**YOUR TASK:**
Please count the lines in the listing below where the word "that" appears. Give the number only.
>> BEGIN INFORMATION SHOWN
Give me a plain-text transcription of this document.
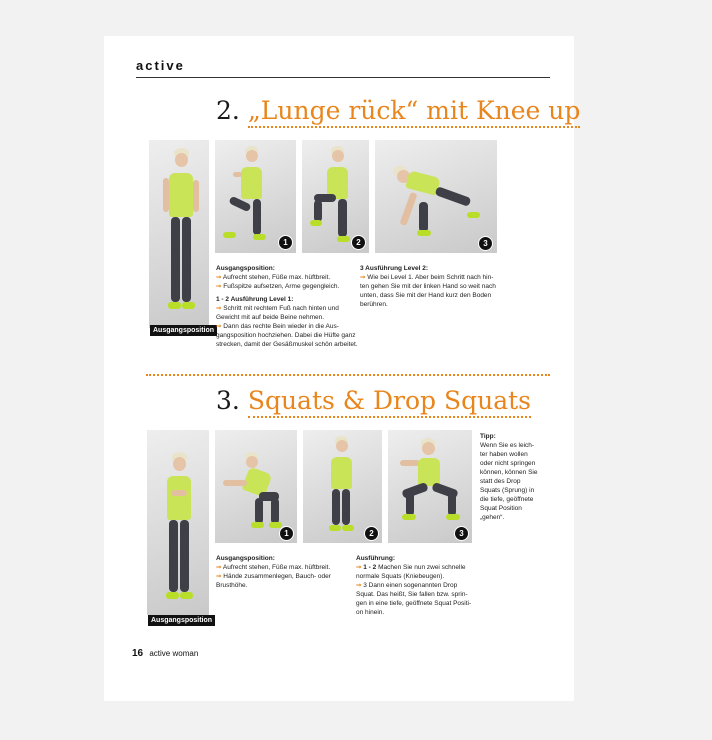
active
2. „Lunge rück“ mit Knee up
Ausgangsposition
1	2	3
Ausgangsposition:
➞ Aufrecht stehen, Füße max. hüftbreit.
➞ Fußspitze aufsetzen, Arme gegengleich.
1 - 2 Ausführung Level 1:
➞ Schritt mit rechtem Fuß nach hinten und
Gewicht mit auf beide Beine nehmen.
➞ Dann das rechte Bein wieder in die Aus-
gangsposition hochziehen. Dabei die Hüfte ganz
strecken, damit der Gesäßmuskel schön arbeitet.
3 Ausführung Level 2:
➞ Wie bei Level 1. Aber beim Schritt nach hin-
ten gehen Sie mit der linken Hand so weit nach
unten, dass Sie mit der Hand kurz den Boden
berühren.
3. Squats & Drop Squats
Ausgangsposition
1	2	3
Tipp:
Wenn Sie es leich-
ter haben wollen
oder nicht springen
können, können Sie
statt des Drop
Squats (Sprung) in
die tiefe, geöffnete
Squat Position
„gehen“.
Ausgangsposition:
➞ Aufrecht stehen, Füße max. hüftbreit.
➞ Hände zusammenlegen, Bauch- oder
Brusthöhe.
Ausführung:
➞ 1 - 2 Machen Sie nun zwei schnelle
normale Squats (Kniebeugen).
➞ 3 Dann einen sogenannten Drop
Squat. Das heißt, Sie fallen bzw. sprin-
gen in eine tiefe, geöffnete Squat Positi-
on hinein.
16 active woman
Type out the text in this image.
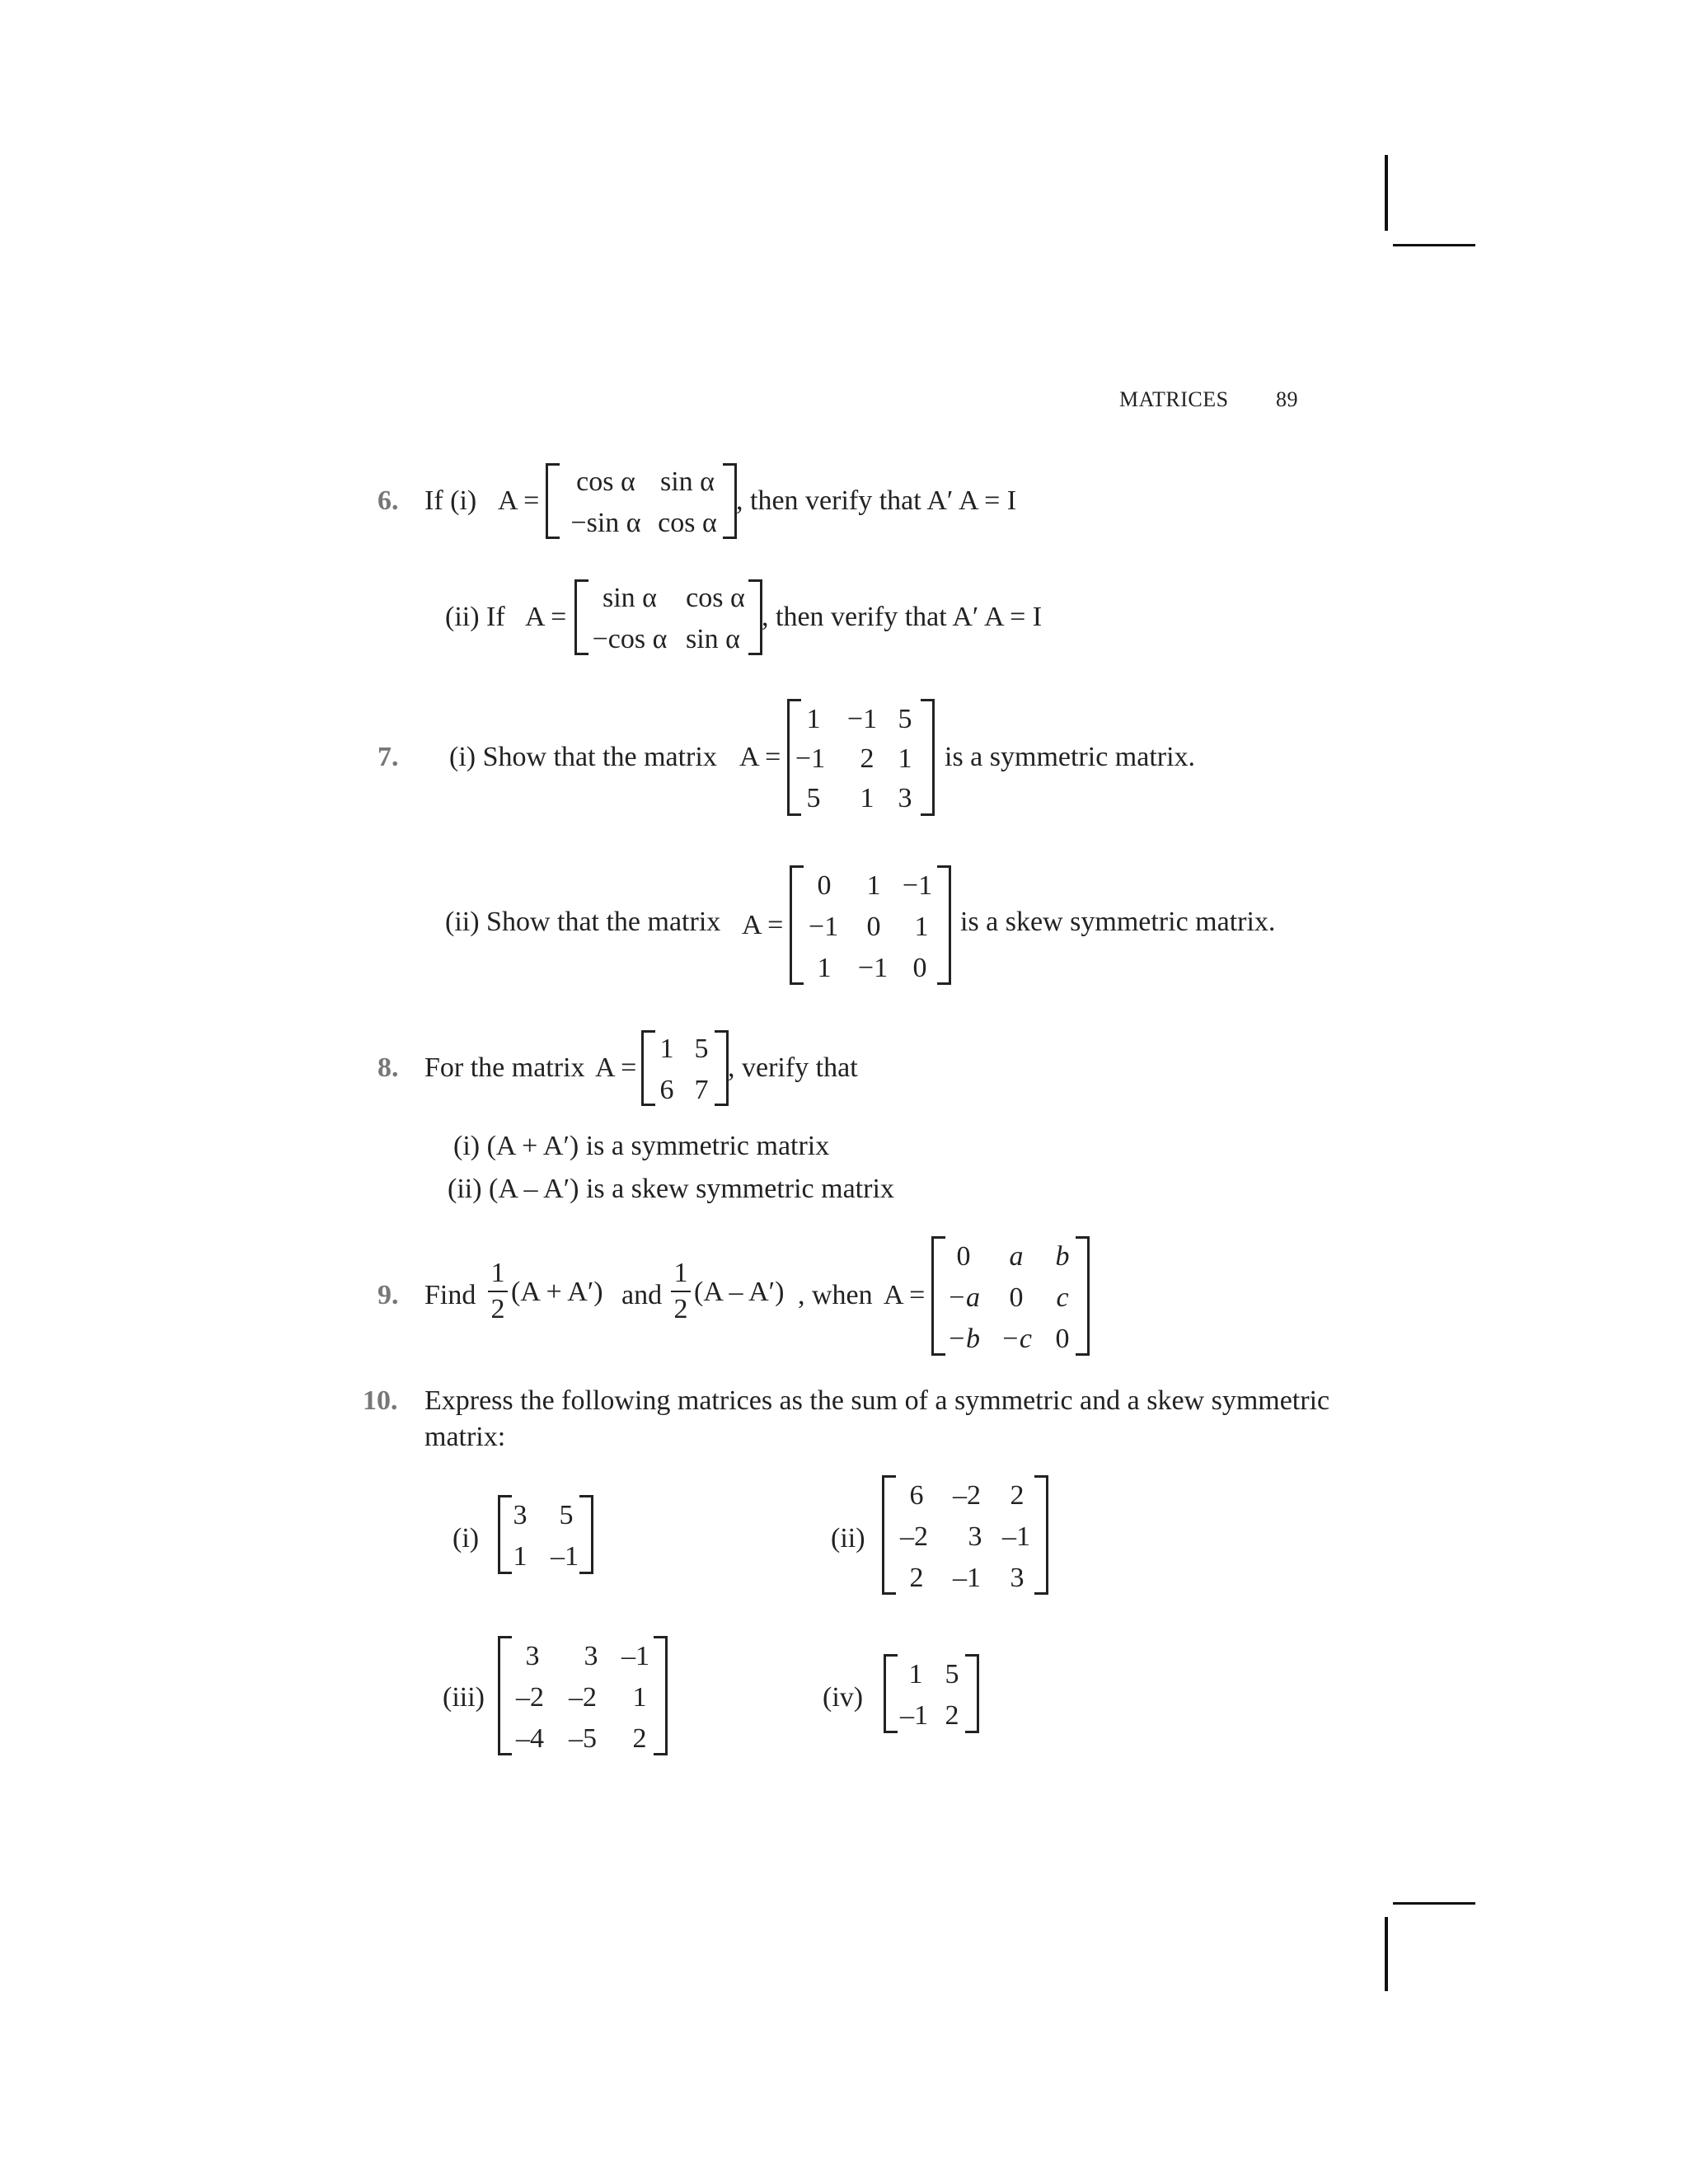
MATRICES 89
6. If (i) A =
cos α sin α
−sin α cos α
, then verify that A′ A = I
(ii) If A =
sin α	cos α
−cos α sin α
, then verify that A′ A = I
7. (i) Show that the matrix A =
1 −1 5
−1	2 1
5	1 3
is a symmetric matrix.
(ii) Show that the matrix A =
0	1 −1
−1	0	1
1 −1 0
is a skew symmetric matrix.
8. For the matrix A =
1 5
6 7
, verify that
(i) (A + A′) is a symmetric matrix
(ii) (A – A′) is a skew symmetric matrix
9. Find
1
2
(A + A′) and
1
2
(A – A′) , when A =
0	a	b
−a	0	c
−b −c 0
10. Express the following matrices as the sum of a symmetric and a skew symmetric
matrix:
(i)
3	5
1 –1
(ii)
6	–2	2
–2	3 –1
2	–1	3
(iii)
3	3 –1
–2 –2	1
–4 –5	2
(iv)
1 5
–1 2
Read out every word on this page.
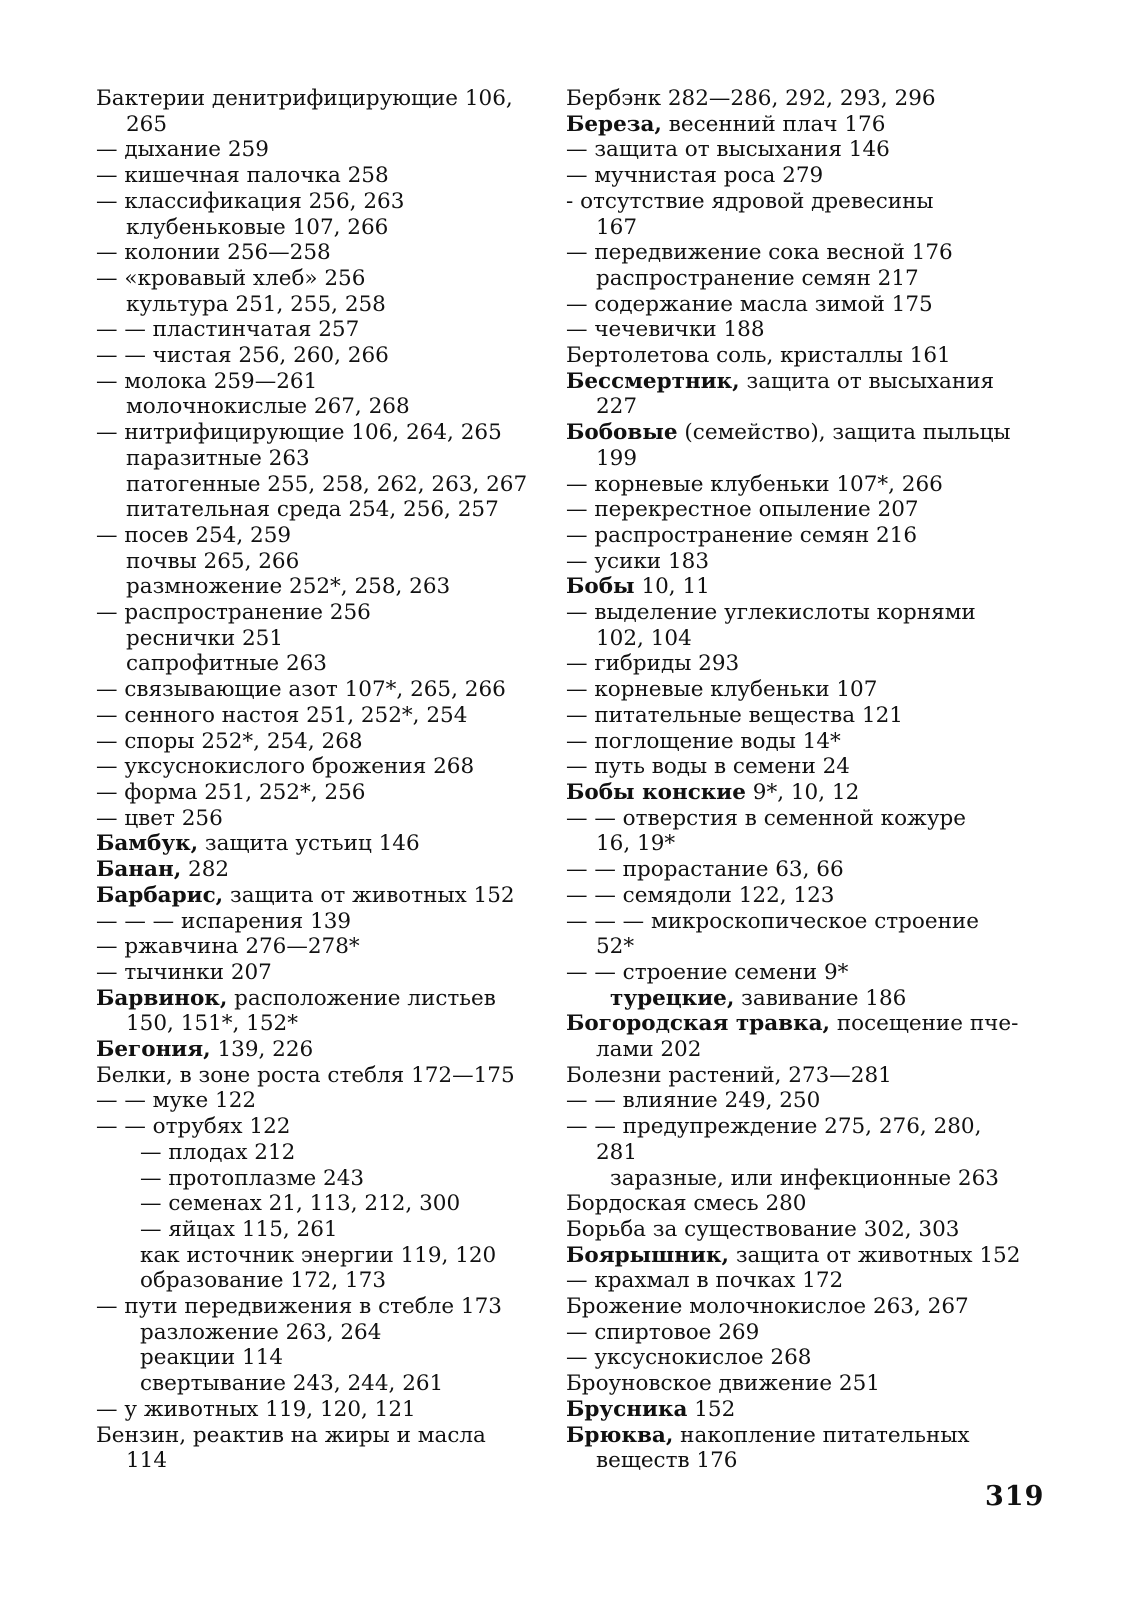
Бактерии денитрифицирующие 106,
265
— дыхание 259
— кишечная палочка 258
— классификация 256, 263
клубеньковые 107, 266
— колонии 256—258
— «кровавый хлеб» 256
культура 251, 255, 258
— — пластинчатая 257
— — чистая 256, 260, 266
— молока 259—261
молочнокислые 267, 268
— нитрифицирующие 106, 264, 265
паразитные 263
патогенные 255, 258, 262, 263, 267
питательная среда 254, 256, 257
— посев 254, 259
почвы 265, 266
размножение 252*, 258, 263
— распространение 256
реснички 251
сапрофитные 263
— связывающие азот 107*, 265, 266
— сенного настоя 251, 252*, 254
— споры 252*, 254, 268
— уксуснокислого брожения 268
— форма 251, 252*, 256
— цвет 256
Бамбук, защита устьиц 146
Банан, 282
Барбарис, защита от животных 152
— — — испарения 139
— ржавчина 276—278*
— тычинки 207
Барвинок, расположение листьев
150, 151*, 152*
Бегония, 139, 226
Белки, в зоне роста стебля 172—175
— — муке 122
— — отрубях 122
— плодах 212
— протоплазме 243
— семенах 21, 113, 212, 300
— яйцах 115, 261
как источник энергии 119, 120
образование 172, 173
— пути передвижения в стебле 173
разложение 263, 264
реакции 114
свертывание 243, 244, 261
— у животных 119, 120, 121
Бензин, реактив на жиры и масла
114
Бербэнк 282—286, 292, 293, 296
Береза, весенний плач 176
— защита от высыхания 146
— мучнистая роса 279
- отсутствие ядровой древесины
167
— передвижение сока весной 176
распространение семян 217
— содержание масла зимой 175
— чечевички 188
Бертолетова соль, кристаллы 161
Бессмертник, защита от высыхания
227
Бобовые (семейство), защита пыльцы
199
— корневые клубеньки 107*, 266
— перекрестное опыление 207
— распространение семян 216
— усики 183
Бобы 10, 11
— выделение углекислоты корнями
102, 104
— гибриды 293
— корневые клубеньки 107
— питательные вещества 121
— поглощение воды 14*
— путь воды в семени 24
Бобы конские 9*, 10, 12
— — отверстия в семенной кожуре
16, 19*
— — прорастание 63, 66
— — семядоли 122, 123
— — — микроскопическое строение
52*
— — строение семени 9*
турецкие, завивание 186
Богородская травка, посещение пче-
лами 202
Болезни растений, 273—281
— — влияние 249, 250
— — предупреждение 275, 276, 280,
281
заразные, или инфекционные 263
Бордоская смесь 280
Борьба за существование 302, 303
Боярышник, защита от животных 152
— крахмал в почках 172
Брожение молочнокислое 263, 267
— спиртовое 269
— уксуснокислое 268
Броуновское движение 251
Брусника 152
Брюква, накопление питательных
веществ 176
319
>> END INFORMATION SHOWN
**WRITTEN ANSWER:**
5